··· Excerpted passage

Union Budget 2026-27: Cement Industry Set to Thrive with Infrastructure Expansion

Published: February 02, 2026 | Category: real estate news
Union Budget 2026-27: Cement Industry Set to Thrive with Infrastructure Expansion

The Union Budget 2026-27 has set the stage for the cement sector to capitalize on robust demand driven primarily by the government's ongoing infrastructure spending drive. With public capital expenditure increased by nearly 9% to ₹12.2 lakh crore, and effective capex touching ₹17.1 lakh crore, cement demand is expected to continue growing at a mid to high single-digit rate in the near future. Infrastructure projects, such as dedicated freight corridors, high-speed rail networks, and urban infrastructure development in Tier-2 and Tier-3 cities, will serve as a steady source of volume growth for cement producers.

Most experts predict that if project execution continues timely, cement demand could grow at a double-digit rate over the medium term. Recent structural changes are also providing a boost to cement consumption. The Goods and Services Tax (GST) regime has lowered the overall tax burden on cement to 18%, enhancing affordability and supporting demand, particularly in southern India. Volumes have been recovering since December 2025, supported by a favorable base and recent price hikes holding firm, signaling that manufacturers are gaining pricing power as demand strengthens. Additionally, rural housing and infrastructure continue to be major areas where cement consumption is concentrated, accounting for over half of total consumption.

······

* Written instruction 1 *
Reproduce the part of the cement budget article that opens with the words containing "The Union Budget" and closes with "for cement producers.".
* Written instruction 2 *
Proceed with the cement budget article from the point where it stops.

··· Listing

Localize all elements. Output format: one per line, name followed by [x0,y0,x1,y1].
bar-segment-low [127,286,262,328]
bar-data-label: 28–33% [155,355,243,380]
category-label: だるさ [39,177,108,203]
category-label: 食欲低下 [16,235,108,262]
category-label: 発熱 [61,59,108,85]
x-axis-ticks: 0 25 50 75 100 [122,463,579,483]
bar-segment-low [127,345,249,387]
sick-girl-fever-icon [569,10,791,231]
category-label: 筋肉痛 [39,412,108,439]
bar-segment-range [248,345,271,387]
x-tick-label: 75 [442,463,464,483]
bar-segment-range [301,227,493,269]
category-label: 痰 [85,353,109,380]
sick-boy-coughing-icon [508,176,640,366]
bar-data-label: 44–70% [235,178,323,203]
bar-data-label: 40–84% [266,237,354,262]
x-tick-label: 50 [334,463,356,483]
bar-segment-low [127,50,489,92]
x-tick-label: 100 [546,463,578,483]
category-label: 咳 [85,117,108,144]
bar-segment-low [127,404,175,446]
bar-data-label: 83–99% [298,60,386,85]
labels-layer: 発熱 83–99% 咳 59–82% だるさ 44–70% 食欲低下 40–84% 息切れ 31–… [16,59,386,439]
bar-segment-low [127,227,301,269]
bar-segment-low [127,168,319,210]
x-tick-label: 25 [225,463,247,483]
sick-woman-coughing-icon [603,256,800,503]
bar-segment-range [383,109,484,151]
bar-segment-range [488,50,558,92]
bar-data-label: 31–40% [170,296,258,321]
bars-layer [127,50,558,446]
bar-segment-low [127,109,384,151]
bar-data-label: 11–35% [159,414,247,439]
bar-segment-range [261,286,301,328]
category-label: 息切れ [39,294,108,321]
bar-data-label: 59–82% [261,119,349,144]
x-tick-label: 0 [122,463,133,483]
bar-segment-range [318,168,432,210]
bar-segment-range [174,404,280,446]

······

* Final answer 1 *
The Union Budget 2026-27 has set the stage for the cement sector to capitalize on robust demand driven primarily by the government's ongoing infrastructure spending drive. With public capital expenditure increased by nearly 9% to ₹12.2 lakh crore, and effective capex touching ₹17.1 lakh crore, cement demand is expected to continue growing at a mid to high single-digit rate in the near future. Infrastructure projects, such as dedicated freight corridors, high-speed rail networks, and urban infrastructure development in Tier-2 and Tier-3 cities, will serve as a steady source of volume growth for cement producers.

* Final answer 2 *
The Cement Manufacturers’ Association (CMA) has welcomed the Union Budget 2026-27 for reinforcing the nation’s growth ambitions, balancing the aspirations of the people through inclusivity, and aligning with the vision of Prime Minister Narendra Modi for a Viksit Bharat by 2047 and Atmanirbharta. The budget underscores India’s steady economic trajectory over the past 12 years, marked by fiscal discipline, sustained growth, and moderate inflation, offering strong demand visibility for infrastructure-linked sectors such as cement.

The budget’s strong infrastructure push, with public capital expenditure rising from ₹11.2 lakh crore in fiscal year 2025-26 to ₹12.2 lakh crore in fiscal year 2026-27, recognizes infrastructure as the primary anchor for economic growth, creating positive prospects for the Indian cement industry and improving long-term visibility for the sector. The emphasis on Tier-2 and Tier-3 cities with populations above 5 lakh and the creation of City Economic Regions (CERs) with an allocation of ₹5,000 crore per CER over five years should accelerate construction activity across housing, transport, and urban services, supporting broad-based cement consumption.

Logistics and connectivity measures announced in the budget are particularly significant for the cement industry. The announcement of new dedicated freight corridors, the operationalization of 20 additional National Waterways over the next five years, the launch of the Coastal Cargo Promotion Scheme to raise the modal share of waterways and coastal shipping from 6% to 12% by 2047, and the development of ship repair ecosystems should enhance multimodal freight efficiency, reduce logistics costs, and improve the sector’s carbon footprint. The announcement of seven high-speed rail corridors as growth corridors can be expected to further stimulate regional development and construction demand.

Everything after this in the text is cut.